- **Records shown**:

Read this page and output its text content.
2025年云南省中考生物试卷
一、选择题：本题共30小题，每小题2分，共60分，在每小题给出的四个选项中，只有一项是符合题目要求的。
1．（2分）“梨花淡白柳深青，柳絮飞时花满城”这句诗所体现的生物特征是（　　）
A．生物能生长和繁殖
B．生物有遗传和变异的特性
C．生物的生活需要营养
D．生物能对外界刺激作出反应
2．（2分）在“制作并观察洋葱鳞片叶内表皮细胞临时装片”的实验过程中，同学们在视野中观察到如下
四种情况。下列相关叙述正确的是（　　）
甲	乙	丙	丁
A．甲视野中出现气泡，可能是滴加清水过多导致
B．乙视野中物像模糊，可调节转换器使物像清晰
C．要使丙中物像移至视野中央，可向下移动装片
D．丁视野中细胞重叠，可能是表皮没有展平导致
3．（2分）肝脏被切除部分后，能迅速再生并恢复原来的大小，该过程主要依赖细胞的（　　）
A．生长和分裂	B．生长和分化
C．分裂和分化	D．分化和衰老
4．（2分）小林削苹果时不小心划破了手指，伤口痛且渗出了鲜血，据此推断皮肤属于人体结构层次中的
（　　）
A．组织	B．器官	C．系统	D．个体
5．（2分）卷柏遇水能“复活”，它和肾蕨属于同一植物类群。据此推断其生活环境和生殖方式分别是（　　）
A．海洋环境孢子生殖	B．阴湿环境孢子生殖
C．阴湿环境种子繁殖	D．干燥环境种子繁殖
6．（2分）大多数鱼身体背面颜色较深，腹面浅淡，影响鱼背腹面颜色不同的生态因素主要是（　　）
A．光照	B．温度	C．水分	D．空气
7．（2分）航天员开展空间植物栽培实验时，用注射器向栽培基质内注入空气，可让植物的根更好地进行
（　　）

- **Written task**:
Write down all the entries again without a single difference.

- **Task solution**:
Read this page and output its text content.
2025年云南省中考生物试卷
一、选择题：本题共30小题，每小题2分，共60分，在每小题给出的四个选项中，只有一项是符合题目要求的。
1．（2分）“梨花淡白柳深青，柳絮飞时花满城”这句诗所体现的生物特征是（　　）
A．生物能生长和繁殖
B．生物有遗传和变异的特性
C．生物的生活需要营养
D．生物能对外界刺激作出反应
2．（2分）在“制作并观察洋葱鳞片叶内表皮细胞临时装片”的实验过程中，同学们在视野中观察到如下
四种情况。下列相关叙述正确的是（　　）
甲	乙	丙	丁
A．甲视野中出现气泡，可能是滴加清水过多导致
B．乙视野中物像模糊，可调节转换器使物像清晰
C．要使丙中物像移至视野中央，可向下移动装片
D．丁视野中细胞重叠，可能是表皮没有展平导致
3．（2分）肝脏被切除部分后，能迅速再生并恢复原来的大小，该过程主要依赖细胞的（　　）
A．生长和分裂	B．生长和分化
C．分裂和分化	D．分化和衰老
4．（2分）小林削苹果时不小心划破了手指，伤口痛且渗出了鲜血，据此推断皮肤属于人体结构层次中的
（　　）
A．组织	B．器官	C．系统	D．个体
5．（2分）卷柏遇水能“复活”，它和肾蕨属于同一植物类群。据此推断其生活环境和生殖方式分别是（　　）
A．海洋环境孢子生殖	B．阴湿环境孢子生殖
C．阴湿环境种子繁殖	D．干燥环境种子繁殖
6．（2分）大多数鱼身体背面颜色较深，腹面浅淡，影响鱼背腹面颜色不同的生态因素主要是（　　）
A．光照	B．温度	C．水分	D．空气
7．（2分）航天员开展空间植物栽培实验时，用注射器向栽培基质内注入空气，可让植物的根更好地进行
（　　）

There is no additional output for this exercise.